[Dataset listings of figures]
========

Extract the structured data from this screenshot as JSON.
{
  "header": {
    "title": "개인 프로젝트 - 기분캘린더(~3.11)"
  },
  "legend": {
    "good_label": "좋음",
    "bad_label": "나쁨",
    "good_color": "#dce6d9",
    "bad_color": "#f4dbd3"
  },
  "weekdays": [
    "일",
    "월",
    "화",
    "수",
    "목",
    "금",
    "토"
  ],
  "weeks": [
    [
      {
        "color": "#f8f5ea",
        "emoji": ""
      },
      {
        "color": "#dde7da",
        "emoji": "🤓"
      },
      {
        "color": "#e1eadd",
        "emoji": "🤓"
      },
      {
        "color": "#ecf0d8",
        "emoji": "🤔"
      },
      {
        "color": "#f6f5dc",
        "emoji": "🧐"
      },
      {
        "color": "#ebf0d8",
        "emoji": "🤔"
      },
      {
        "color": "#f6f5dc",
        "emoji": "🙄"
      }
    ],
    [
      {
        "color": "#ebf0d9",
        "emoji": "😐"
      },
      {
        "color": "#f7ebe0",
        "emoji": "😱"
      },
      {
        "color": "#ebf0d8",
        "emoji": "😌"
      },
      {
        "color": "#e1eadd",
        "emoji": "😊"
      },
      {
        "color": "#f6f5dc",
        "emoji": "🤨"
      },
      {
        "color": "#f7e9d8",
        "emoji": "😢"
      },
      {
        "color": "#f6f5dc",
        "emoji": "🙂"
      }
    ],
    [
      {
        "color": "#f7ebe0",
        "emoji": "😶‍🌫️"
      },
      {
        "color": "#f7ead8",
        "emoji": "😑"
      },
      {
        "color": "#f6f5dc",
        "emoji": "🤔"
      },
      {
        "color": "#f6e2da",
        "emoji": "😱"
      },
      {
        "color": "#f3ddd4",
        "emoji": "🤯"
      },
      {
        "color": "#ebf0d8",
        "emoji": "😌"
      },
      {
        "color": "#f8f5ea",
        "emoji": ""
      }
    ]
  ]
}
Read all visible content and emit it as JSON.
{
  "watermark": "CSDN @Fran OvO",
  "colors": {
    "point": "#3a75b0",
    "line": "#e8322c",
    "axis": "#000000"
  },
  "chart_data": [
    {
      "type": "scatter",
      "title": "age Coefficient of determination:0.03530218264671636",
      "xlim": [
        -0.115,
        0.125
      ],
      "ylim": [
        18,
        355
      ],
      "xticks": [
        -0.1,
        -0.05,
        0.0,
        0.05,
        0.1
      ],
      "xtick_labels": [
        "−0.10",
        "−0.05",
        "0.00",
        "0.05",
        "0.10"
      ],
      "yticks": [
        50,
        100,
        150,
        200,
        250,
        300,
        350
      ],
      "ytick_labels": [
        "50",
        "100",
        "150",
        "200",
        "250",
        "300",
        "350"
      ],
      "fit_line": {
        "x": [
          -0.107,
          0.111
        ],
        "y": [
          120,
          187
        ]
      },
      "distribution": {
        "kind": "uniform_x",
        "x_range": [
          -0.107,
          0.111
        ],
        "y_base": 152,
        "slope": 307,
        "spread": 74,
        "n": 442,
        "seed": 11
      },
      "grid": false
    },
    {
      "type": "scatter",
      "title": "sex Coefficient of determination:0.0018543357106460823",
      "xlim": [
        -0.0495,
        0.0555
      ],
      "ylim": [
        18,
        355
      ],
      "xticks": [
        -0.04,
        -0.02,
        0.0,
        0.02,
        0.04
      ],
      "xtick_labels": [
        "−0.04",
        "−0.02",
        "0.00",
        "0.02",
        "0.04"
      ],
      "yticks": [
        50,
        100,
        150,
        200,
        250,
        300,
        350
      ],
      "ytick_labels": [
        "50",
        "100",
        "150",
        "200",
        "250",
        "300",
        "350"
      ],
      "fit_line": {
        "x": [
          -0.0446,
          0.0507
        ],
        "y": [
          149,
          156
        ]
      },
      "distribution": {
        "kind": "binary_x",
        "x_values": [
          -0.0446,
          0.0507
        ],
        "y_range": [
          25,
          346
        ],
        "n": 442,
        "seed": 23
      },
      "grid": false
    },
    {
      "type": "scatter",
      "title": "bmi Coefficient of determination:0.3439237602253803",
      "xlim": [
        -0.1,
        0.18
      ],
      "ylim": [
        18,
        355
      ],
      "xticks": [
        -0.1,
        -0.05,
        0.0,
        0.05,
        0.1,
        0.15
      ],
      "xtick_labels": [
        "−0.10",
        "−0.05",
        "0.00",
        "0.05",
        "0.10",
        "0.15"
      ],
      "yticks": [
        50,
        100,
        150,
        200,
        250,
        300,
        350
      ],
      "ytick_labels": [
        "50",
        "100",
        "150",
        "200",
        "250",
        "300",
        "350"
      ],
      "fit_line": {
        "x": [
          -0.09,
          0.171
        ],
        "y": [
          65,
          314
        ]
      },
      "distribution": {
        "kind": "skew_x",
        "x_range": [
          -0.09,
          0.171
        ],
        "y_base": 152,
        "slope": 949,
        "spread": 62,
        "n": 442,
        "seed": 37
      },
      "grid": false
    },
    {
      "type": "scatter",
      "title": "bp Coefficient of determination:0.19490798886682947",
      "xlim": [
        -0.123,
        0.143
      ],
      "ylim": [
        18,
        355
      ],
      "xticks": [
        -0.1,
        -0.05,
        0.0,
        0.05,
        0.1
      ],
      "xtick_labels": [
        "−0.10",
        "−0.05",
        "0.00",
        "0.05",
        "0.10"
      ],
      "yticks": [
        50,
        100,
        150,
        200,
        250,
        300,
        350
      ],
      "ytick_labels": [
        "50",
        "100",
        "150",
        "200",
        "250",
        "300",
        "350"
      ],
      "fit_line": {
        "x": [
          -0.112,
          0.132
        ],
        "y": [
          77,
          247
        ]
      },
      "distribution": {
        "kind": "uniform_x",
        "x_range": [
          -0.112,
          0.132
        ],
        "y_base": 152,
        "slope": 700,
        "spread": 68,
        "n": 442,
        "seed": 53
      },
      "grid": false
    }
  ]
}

========

EXERCISE OBJECTIVE ::
Quote the data above in full, changing nothing.

RESULT OF THIS TASK ::
Extract the structured data from this screenshot as JSON.
{
  "header": {
    "title": "개인 프로젝트 - 기분캘린더(~3.11)"
  },
  "legend": {
    "good_label": "좋음",
    "bad_label": "나쁨",
    "good_color": "#dce6d9",
    "bad_color": "#f4dbd3"
  },
  "weekdays": [
    "일",
    "월",
    "화",
    "수",
    "목",
    "금",
    "토"
  ],
  "weeks": [
    [
      {
        "color": "#f8f5ea",
        "emoji": ""
      },
      {
        "color": "#dde7da",
        "emoji": "🤓"
      },
      {
        "color": "#e1eadd",
        "emoji": "🤓"
      },
      {
        "color": "#ecf0d8",
        "emoji": "🤔"
      },
      {
        "color": "#f6f5dc",
        "emoji": "🧐"
      },
      {
        "color": "#ebf0d8",
        "emoji": "🤔"
      },
      {
        "color": "#f6f5dc",
        "emoji": "🙄"
      }
    ],
    [
      {
        "color": "#ebf0d9",
        "emoji": "😐"
      },
      {
        "color": "#f7ebe0",
        "emoji": "😱"
      },
      {
        "color": "#ebf0d8",
        "emoji": "😌"
      },
      {
        "color": "#e1eadd",
        "emoji": "😊"
      },
      {
        "color": "#f6f5dc",
        "emoji": "🤨"
      },
      {
        "color": "#f7e9d8",
        "emoji": "😢"
      },
      {
        "color": "#f6f5dc",
        "emoji": "🙂"
      }
    ],
    [
      {
        "color": "#f7ebe0",
        "emoji": "😶‍🌫️"
      },
      {
        "color": "#f7ead8",
        "emoji": "😑"
      },
      {
        "color": "#f6f5dc",
        "emoji": "🤔"
      },
      {
        "color": "#f6e2da",
        "emoji": "😱"
      },
      {
        "color": "#f3ddd4",
        "emoji": "🤯"
      },
      {
        "color": "#ebf0d8",
        "emoji": "😌"
      },
      {
        "color": "#f8f5ea",
        "emoji": ""
      }
    ]
  ]
}
Read all visible content and emit it as JSON.
{
  "watermark": "CSDN @Fran OvO",
  "colors": {
    "point": "#3a75b0",
    "line": "#e8322c",
    "axis": "#000000"
  },
  "chart_data": [
    {
      "type": "scatter",
      "title": "age Coefficient of determination:0.03530218264671636",
      "xlim": [
        -0.115,
        0.125
      ],
      "ylim": [
        18,
        355
      ],
      "xticks": [
        -0.1,
        -0.05,
        0.0,
        0.05,
        0.1
      ],
      "xtick_labels": [
        "−0.10",
        "−0.05",
        "0.00",
        "0.05",
        "0.10"
      ],
      "yticks": [
        50,
        100,
        150,
        200,
        250,
        300,
        350
      ],
      "ytick_labels": [
        "50",
        "100",
        "150",
        "200",
        "250",
        "300",
        "350"
      ],
      "fit_line": {
        "x": [
          -0.107,
          0.111
        ],
        "y": [
          120,
          187
        ]
      },
      "distribution": {
        "kind": "uniform_x",
        "x_range": [
          -0.107,
          0.111
        ],
        "y_base": 152,
        "slope": 307,
        "spread": 74,
        "n": 442,
        "seed": 11
      },
      "grid": false
    },
    {
      "type": "scatter",
      "title": "sex Coefficient of determination:0.0018543357106460823",
      "xlim": [
        -0.0495,
        0.0555
      ],
      "ylim": [
        18,
        355
      ],
      "xticks": [
        -0.04,
        -0.02,
        0.0,
        0.02,
        0.04
      ],
      "xtick_labels": [
        "−0.04",
        "−0.02",
        "0.00",
        "0.02",
        "0.04"
      ],
      "yticks": [
        50,
        100,
        150,
        200,
        250,
        300,
        350
      ],
      "ytick_labels": [
        "50",
        "100",
        "150",
        "200",
        "250",
        "300",
        "350"
      ],
      "fit_line": {
        "x": [
          -0.0446,
          0.0507
        ],
        "y": [
          149,
          156
        ]
      },
      "distribution": {
        "kind": "binary_x",
        "x_values": [
          -0.0446,
          0.0507
        ],
        "y_range": [
          25,
          346
        ],
        "n": 442,
        "seed": 23
      },
      "grid": false
    },
    {
      "type": "scatter",
      "title": "bmi Coefficient of determination:0.3439237602253803",
      "xlim": [
        -0.1,
        0.18
      ],
      "ylim": [
        18,
        355
      ],
      "xticks": [
        -0.1,
        -0.05,
        0.0,
        0.05,
        0.1,
        0.15
      ],
      "xtick_labels": [
        "−0.10",
        "−0.05",
        "0.00",
        "0.05",
        "0.10",
        "0.15"
      ],
      "yticks": [
        50,
        100,
        150,
        200,
        250,
        300,
        350
      ],
      "ytick_labels": [
        "50",
        "100",
        "150",
        "200",
        "250",
        "300",
        "350"
      ],
      "fit_line": {
        "x": [
          -0.09,
          0.171
        ],
        "y": [
          65,
          314
        ]
      },
      "distribution": {
        "kind": "skew_x",
        "x_range": [
          -0.09,
          0.171
        ],
        "y_base": 152,
        "slope": 949,
        "spread": 62,
        "n": 442,
        "seed": 37
      },
      "grid": false
    },
    {
      "type": "scatter",
      "title": "bp Coefficient of determination:0.19490798886682947",
      "xlim": [
        -0.123,
        0.143
      ],
      "ylim": [
        18,
        355
      ],
      "xticks": [
        -0.1,
        -0.05,
        0.0,
        0.05,
        0.1
      ],
      "xtick_labels": [
        "−0.10",
        "−0.05",
        "0.00",
        "0.05",
        "0.10"
      ],
      "yticks": [
        50,
        100,
        150,
        200,
        250,
        300,
        350
      ],
      "ytick_labels": [
        "50",
        "100",
        "150",
        "200",
        "250",
        "300",
        "350"
      ],
      "fit_line": {
        "x": [
          -0.112,
          0.132
        ],
        "y": [
          77,
          247
        ]
      },
      "distribution": {
        "kind": "uniform_x",
        "x_range": [
          -0.112,
          0.132
        ],
        "y_base": 152,
        "slope": 700,
        "spread": 68,
        "n": 442,
        "seed": 53
      },
      "grid": false
    }
  ]
}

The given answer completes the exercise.